RAW RECORDS.
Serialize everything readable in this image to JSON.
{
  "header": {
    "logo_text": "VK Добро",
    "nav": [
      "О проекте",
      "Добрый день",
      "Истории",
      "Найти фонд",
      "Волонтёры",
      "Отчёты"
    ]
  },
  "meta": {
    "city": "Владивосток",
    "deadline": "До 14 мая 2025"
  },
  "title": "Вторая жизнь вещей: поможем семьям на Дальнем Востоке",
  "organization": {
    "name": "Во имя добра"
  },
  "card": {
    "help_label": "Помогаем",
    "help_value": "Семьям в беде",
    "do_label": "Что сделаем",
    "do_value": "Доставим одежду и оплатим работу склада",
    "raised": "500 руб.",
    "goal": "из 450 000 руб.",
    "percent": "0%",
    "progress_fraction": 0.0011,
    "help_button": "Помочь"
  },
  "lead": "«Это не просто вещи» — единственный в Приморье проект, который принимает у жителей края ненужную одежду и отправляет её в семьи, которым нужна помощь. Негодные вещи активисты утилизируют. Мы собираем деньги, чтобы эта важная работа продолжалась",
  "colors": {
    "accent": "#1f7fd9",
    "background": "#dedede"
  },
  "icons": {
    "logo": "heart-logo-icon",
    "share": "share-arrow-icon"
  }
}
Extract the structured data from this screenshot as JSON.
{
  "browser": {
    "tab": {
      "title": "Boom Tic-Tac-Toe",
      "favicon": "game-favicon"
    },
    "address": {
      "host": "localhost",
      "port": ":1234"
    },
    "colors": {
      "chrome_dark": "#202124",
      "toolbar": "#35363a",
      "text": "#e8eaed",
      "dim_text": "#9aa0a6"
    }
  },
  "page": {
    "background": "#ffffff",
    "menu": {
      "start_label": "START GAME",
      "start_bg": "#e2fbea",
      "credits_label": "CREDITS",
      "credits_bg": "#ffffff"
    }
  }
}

DESCRIPTION OF THE TASK. Copy the entries above exactly, leaving none out.

THE RESPONSE.
Serialize everything readable in this image to JSON.
{
  "header": {
    "logo_text": "VK Добро",
    "nav": [
      "О проекте",
      "Добрый день",
      "Истории",
      "Найти фонд",
      "Волонтёры",
      "Отчёты"
    ]
  },
  "meta": {
    "city": "Владивосток",
    "deadline": "До 14 мая 2025"
  },
  "title": "Вторая жизнь вещей: поможем семьям на Дальнем Востоке",
  "organization": {
    "name": "Во имя добра"
  },
  "card": {
    "help_label": "Помогаем",
    "help_value": "Семьям в беде",
    "do_label": "Что сделаем",
    "do_value": "Доставим одежду и оплатим работу склада",
    "raised": "500 руб.",
    "goal": "из 450 000 руб.",
    "percent": "0%",
    "progress_fraction": 0.0011,
    "help_button": "Помочь"
  },
  "lead": "«Это не просто вещи» — единственный в Приморье проект, который принимает у жителей края ненужную одежду и отправляет её в семьи, которым нужна помощь. Негодные вещи активисты утилизируют. Мы собираем деньги, чтобы эта важная работа продолжалась",
  "colors": {
    "accent": "#1f7fd9",
    "background": "#dedede"
  },
  "icons": {
    "logo": "heart-logo-icon",
    "share": "share-arrow-icon"
  }
}
Extract the structured data from this screenshot as JSON.
{
  "browser": {
    "tab": {
      "title": "Boom Tic-Tac-Toe",
      "favicon": "game-favicon"
    },
    "address": {
      "host": "localhost",
      "port": ":1234"
    },
    "colors": {
      "chrome_dark": "#202124",
      "toolbar": "#35363a",
      "text": "#e8eaed",
      "dim_text": "#9aa0a6"
    }
  },
  "page": {
    "background": "#ffffff",
    "menu": {
      "start_label": "START GAME",
      "start_bg": "#e2fbea",
      "credits_label": "CREDITS",
      "credits_bg": "#ffffff"
    }
  }
}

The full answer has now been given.